__Objective__.
The entire listing is to be repeated verbatim.
* * * *
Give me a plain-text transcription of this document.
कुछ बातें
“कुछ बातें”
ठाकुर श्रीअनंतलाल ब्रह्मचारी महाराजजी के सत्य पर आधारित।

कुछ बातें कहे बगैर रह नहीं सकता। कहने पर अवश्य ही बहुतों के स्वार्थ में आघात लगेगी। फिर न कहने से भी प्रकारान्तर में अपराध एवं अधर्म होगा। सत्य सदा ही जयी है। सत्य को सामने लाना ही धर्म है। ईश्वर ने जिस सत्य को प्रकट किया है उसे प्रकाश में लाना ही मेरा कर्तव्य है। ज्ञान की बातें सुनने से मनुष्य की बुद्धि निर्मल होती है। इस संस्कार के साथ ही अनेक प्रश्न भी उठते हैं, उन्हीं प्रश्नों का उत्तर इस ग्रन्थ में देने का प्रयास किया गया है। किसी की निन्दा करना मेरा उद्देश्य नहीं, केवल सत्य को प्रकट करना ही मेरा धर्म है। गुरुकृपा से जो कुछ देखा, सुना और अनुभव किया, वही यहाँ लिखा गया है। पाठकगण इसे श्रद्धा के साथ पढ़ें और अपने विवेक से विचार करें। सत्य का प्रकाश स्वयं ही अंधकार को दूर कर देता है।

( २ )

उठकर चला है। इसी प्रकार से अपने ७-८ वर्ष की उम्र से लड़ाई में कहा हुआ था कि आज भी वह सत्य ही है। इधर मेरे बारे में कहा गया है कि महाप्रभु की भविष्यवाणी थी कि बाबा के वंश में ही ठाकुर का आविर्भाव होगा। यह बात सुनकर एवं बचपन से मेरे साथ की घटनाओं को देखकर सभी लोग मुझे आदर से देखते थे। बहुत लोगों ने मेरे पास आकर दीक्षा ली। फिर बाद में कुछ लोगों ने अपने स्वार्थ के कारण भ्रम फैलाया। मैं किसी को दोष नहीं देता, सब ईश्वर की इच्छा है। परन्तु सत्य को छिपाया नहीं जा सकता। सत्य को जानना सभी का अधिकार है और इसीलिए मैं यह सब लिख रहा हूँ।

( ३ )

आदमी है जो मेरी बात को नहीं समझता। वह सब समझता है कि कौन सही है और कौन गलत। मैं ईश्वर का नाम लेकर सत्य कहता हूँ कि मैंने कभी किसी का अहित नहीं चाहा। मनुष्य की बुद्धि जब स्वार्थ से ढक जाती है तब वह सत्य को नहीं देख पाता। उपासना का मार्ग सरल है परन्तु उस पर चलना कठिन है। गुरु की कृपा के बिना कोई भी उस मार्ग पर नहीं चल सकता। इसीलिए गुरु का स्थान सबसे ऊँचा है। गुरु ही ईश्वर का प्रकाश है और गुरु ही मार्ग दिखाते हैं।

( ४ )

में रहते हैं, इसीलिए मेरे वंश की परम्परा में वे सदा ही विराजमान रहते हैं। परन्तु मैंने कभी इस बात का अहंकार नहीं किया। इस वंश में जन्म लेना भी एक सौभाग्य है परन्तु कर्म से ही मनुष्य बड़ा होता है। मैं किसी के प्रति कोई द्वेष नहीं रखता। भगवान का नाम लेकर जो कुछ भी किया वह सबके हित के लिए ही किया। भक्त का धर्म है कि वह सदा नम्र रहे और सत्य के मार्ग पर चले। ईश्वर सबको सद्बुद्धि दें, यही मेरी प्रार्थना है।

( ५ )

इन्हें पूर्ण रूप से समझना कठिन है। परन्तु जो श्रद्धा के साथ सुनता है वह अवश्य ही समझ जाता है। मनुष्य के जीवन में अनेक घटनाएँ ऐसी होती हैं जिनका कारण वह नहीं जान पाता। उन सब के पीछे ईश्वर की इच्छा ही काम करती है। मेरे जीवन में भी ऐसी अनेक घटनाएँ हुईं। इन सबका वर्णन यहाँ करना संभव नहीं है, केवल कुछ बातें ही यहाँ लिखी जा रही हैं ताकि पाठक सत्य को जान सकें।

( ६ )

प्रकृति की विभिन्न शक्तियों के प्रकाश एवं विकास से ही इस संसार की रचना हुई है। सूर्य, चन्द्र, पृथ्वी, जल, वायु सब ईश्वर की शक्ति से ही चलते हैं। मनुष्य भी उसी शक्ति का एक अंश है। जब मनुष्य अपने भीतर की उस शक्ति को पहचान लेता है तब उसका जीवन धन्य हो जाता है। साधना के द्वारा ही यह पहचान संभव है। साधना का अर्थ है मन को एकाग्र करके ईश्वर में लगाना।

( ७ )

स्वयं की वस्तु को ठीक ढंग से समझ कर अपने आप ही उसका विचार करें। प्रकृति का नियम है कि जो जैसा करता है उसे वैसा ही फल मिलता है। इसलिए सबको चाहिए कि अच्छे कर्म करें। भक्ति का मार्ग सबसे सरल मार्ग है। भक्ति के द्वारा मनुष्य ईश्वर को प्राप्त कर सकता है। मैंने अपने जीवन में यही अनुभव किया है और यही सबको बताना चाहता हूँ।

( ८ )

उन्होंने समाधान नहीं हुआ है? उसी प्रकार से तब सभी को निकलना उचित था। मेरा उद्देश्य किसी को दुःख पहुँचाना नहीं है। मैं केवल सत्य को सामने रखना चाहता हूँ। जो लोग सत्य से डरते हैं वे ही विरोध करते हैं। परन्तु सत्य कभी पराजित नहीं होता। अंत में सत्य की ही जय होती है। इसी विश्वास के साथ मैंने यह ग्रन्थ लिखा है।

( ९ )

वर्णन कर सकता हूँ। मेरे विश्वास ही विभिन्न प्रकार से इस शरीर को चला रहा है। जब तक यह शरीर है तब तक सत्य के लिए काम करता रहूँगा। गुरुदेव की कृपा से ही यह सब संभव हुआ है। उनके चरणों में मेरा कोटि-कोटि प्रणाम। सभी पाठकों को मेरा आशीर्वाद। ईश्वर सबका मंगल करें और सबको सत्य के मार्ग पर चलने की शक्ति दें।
* * * *
__Finished answer__.
Give me a plain-text transcription of this document.
कुछ बातें
“कुछ बातें”
ठाकुर श्रीअनंतलाल ब्रह्मचारी महाराजजी के सत्य पर आधारित।

कुछ बातें कहे बगैर रह नहीं सकता। कहने पर अवश्य ही बहुतों के स्वार्थ में आघात लगेगी। फिर न कहने से भी प्रकारान्तर में अपराध एवं अधर्म होगा। सत्य सदा ही जयी है। सत्य को सामने लाना ही धर्म है। ईश्वर ने जिस सत्य को प्रकट किया है उसे प्रकाश में लाना ही मेरा कर्तव्य है। ज्ञान की बातें सुनने से मनुष्य की बुद्धि निर्मल होती है। इस संस्कार के साथ ही अनेक प्रश्न भी उठते हैं, उन्हीं प्रश्नों का उत्तर इस ग्रन्थ में देने का प्रयास किया गया है। किसी की निन्दा करना मेरा उद्देश्य नहीं, केवल सत्य को प्रकट करना ही मेरा धर्म है। गुरुकृपा से जो कुछ देखा, सुना और अनुभव किया, वही यहाँ लिखा गया है। पाठकगण इसे श्रद्धा के साथ पढ़ें और अपने विवेक से विचार करें। सत्य का प्रकाश स्वयं ही अंधकार को दूर कर देता है।

( २ )

उठकर चला है। इसी प्रकार से अपने ७-८ वर्ष की उम्र से लड़ाई में कहा हुआ था कि आज भी वह सत्य ही है। इधर मेरे बारे में कहा गया है कि महाप्रभु की भविष्यवाणी थी कि बाबा के वंश में ही ठाकुर का आविर्भाव होगा। यह बात सुनकर एवं बचपन से मेरे साथ की घटनाओं को देखकर सभी लोग मुझे आदर से देखते थे। बहुत लोगों ने मेरे पास आकर दीक्षा ली। फिर बाद में कुछ लोगों ने अपने स्वार्थ के कारण भ्रम फैलाया। मैं किसी को दोष नहीं देता, सब ईश्वर की इच्छा है। परन्तु सत्य को छिपाया नहीं जा सकता। सत्य को जानना सभी का अधिकार है और इसीलिए मैं यह सब लिख रहा हूँ।

( ३ )

आदमी है जो मेरी बात को नहीं समझता। वह सब समझता है कि कौन सही है और कौन गलत। मैं ईश्वर का नाम लेकर सत्य कहता हूँ कि मैंने कभी किसी का अहित नहीं चाहा। मनुष्य की बुद्धि जब स्वार्थ से ढक जाती है तब वह सत्य को नहीं देख पाता। उपासना का मार्ग सरल है परन्तु उस पर चलना कठिन है। गुरु की कृपा के बिना कोई भी उस मार्ग पर नहीं चल सकता। इसीलिए गुरु का स्थान सबसे ऊँचा है। गुरु ही ईश्वर का प्रकाश है और गुरु ही मार्ग दिखाते हैं।

( ४ )

में रहते हैं, इसीलिए मेरे वंश की परम्परा में वे सदा ही विराजमान रहते हैं। परन्तु मैंने कभी इस बात का अहंकार नहीं किया। इस वंश में जन्म लेना भी एक सौभाग्य है परन्तु कर्म से ही मनुष्य बड़ा होता है। मैं किसी के प्रति कोई द्वेष नहीं रखता। भगवान का नाम लेकर जो कुछ भी किया वह सबके हित के लिए ही किया। भक्त का धर्म है कि वह सदा नम्र रहे और सत्य के मार्ग पर चले। ईश्वर सबको सद्बुद्धि दें, यही मेरी प्रार्थना है।

( ५ )

इन्हें पूर्ण रूप से समझना कठिन है। परन्तु जो श्रद्धा के साथ सुनता है वह अवश्य ही समझ जाता है। मनुष्य के जीवन में अनेक घटनाएँ ऐसी होती हैं जिनका कारण वह नहीं जान पाता। उन सब के पीछे ईश्वर की इच्छा ही काम करती है। मेरे जीवन में भी ऐसी अनेक घटनाएँ हुईं। इन सबका वर्णन यहाँ करना संभव नहीं है, केवल कुछ बातें ही यहाँ लिखी जा रही हैं ताकि पाठक सत्य को जान सकें।

( ६ )

प्रकृति की विभिन्न शक्तियों के प्रकाश एवं विकास से ही इस संसार की रचना हुई है। सूर्य, चन्द्र, पृथ्वी, जल, वायु सब ईश्वर की शक्ति से ही चलते हैं। मनुष्य भी उसी शक्ति का एक अंश है। जब मनुष्य अपने भीतर की उस शक्ति को पहचान लेता है तब उसका जीवन धन्य हो जाता है। साधना के द्वारा ही यह पहचान संभव है। साधना का अर्थ है मन को एकाग्र करके ईश्वर में लगाना।

( ७ )

स्वयं की वस्तु को ठीक ढंग से समझ कर अपने आप ही उसका विचार करें। प्रकृति का नियम है कि जो जैसा करता है उसे वैसा ही फल मिलता है। इसलिए सबको चाहिए कि अच्छे कर्म करें। भक्ति का मार्ग सबसे सरल मार्ग है। भक्ति के द्वारा मनुष्य ईश्वर को प्राप्त कर सकता है। मैंने अपने जीवन में यही अनुभव किया है और यही सबको बताना चाहता हूँ।

( ८ )

उन्होंने समाधान नहीं हुआ है? उसी प्रकार से तब सभी को निकलना उचित था। मेरा उद्देश्य किसी को दुःख पहुँचाना नहीं है। मैं केवल सत्य को सामने रखना चाहता हूँ। जो लोग सत्य से डरते हैं वे ही विरोध करते हैं। परन्तु सत्य कभी पराजित नहीं होता। अंत में सत्य की ही जय होती है। इसी विश्वास के साथ मैंने यह ग्रन्थ लिखा है।

( ९ )

वर्णन कर सकता हूँ। मेरे विश्वास ही विभिन्न प्रकार से इस शरीर को चला रहा है। जब तक यह शरीर है तब तक सत्य के लिए काम करता रहूँगा। गुरुदेव की कृपा से ही यह सब संभव हुआ है। उनके चरणों में मेरा कोटि-कोटि प्रणाम। सभी पाठकों को मेरा आशीर्वाद। ईश्वर सबका मंगल करें और सबको सत्य के मार्ग पर चलने की शक्ति दें।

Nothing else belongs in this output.